→ Given text
========

In [1]:
system_prompt = """
You are a construction invoice expert and deterministic JSON emitter.

You will be given:
1) OCR text tokens with their (page, x1, y1, x2, y2) coordinates and reading order.
2) The raw concatenated text, if available.

YOUR TASK
Extract invoice data and return EXACTLY ONE JSON object that matches the schema and key order below. 
- Output JSON ONLY. No prose, no markdown, no code fences, no comments.
- Do not add, remove, or rename keys.
- Use null for unknown values (do NOT omit keys).
- Dates must be ISO-8601 (YYYY-MM-DD).
- All amounts/rates must be numbers (no $, commas, or %). Convert “6%” → 0.06; “$1,234.50” → 1234.5.
- Booleans are true/false (lowercase).
- line_items must have ≥1 item.
- Keep the exact key order shown.

SCHEMA (exact keys and order):
{
  "invoice_id": "<string>",
  "invoice_date": "<YYYY-MM-DD>",
  "due_date": "<YYYY-MM-DD or null>",
  "currency": "<3-letter code>",
  "vendor": {
    "name": "<string>",
    "address": "<string or null>",
    "tax_id": "<string or null>",
    "contact": {
      "email": "<string or null>",
      "phone": "<string or null>"

========

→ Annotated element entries
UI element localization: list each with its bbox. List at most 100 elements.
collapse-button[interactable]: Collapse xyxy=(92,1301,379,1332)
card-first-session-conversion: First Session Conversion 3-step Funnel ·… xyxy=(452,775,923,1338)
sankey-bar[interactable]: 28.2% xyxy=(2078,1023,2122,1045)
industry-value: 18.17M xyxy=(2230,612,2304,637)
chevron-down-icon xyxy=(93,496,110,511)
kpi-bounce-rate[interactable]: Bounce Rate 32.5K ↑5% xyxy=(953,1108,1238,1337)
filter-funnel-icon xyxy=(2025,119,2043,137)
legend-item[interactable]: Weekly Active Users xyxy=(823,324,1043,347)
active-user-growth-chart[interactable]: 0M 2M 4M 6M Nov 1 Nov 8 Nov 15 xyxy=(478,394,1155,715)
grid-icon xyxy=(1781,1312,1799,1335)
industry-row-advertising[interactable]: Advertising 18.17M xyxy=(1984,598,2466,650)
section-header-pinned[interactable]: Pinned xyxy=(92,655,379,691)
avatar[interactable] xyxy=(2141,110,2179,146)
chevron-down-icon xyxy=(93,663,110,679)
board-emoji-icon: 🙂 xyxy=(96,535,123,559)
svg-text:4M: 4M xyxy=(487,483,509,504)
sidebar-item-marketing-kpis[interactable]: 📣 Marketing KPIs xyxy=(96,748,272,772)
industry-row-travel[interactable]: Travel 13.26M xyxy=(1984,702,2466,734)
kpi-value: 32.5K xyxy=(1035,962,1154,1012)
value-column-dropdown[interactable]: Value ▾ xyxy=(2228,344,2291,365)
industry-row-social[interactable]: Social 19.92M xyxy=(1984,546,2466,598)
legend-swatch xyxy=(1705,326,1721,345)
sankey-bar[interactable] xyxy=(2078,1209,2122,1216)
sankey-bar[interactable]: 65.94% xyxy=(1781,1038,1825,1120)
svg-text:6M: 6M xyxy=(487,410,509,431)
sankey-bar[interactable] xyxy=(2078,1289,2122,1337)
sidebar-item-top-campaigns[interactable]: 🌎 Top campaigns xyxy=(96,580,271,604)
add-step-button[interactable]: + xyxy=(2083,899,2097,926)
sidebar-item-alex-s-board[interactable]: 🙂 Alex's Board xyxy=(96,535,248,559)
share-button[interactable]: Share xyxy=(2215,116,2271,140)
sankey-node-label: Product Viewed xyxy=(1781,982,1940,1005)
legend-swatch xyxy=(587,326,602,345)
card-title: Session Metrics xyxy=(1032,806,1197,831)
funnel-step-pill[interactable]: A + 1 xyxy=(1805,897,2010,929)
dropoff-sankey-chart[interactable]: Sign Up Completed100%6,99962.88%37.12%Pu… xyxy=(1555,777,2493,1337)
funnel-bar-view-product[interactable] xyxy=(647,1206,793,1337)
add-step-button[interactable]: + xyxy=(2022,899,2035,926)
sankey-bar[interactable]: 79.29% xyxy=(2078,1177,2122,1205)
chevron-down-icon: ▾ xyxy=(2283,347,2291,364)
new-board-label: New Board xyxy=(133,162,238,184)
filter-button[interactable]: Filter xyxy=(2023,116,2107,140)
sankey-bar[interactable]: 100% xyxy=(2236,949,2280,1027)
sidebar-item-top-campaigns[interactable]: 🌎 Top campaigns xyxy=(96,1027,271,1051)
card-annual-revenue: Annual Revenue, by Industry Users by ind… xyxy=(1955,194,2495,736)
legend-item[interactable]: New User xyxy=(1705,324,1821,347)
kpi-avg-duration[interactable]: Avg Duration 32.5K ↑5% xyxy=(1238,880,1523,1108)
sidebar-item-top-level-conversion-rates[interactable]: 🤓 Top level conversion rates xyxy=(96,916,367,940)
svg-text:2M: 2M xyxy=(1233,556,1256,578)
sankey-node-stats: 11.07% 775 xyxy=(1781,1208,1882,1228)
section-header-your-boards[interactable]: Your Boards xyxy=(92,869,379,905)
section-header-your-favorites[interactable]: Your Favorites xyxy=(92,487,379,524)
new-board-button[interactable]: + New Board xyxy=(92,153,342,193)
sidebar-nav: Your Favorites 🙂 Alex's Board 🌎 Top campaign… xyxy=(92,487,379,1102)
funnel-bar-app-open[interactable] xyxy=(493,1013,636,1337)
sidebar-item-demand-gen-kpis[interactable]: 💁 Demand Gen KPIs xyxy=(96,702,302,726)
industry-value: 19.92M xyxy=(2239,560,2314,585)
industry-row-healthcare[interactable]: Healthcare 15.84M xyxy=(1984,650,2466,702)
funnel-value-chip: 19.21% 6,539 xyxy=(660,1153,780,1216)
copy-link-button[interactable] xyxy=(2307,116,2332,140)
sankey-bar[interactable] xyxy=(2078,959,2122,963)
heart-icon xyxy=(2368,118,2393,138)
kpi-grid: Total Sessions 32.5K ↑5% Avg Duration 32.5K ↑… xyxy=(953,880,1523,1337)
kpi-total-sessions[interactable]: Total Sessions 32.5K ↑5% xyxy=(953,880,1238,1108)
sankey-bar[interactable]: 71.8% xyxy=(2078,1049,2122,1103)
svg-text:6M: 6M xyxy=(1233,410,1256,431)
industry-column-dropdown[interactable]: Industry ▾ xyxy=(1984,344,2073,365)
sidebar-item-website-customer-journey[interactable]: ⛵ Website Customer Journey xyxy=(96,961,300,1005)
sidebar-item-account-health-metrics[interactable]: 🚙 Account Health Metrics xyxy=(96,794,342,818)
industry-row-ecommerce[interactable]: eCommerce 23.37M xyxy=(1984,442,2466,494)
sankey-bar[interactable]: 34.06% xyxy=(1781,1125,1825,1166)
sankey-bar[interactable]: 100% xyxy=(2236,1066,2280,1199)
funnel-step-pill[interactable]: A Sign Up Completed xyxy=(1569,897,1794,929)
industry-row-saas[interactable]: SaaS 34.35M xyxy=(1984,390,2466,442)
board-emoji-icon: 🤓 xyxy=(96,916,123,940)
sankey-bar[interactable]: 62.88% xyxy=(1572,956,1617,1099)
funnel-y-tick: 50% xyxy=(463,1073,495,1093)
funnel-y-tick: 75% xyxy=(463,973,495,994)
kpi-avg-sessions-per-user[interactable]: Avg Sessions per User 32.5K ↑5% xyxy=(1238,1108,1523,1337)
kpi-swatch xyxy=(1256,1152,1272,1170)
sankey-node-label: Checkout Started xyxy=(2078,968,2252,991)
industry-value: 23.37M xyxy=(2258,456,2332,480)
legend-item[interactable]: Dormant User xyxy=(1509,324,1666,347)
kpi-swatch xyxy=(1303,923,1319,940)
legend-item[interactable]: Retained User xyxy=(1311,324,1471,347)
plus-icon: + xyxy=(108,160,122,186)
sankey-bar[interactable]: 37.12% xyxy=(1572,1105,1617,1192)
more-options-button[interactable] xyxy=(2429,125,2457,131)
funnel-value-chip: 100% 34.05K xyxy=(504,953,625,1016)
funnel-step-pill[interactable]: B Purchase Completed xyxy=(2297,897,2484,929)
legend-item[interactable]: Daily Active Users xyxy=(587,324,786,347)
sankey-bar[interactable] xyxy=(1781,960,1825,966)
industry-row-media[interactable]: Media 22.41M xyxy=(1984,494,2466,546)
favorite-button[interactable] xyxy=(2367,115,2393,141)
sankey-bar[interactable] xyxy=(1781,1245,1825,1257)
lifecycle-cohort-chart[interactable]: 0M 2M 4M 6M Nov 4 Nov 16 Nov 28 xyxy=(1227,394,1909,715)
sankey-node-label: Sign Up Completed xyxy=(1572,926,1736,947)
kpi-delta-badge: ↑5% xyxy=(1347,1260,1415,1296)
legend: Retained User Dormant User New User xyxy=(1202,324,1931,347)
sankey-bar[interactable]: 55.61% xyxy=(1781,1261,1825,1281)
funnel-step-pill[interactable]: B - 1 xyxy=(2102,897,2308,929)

========

→ Short exercise 1
In the invoice extraction instructions, retype the part that opens with the words containing "- Use null for" and closes with "are true/false (lowercase).", keeping every character unchanged.
→ Short exercise 2
Decide whether each statement agrees with the invoice extraction instructions. Answer yes or no for each and quote the deciding words of the text. (a) The output may contain markdown or code fences. (b) Keys with unknown values are to be kept and given null. (c) Dates are to be written in the YYYY-MM-DD form.

→ Exercise result 1
- Use null for unknown values (do NOT omit keys).
- Dates must be ISO-8601 (YYYY-MM-DD).
- All amounts/rates must be numbers (no $, commas, or %). Convert “6%” → 0.06; “$1,234.50” → 1234.5.
- Booleans are true/false (lowercase).

→ Exercise result 2
(a) No: "Output JSON ONLY. No prose, no markdown, no code fences, no comments."
(b) Yes: "Use null for unknown values (do NOT omit keys)."
(c) Yes: "Dates must be ISO-8601 (YYYY-MM-DD)."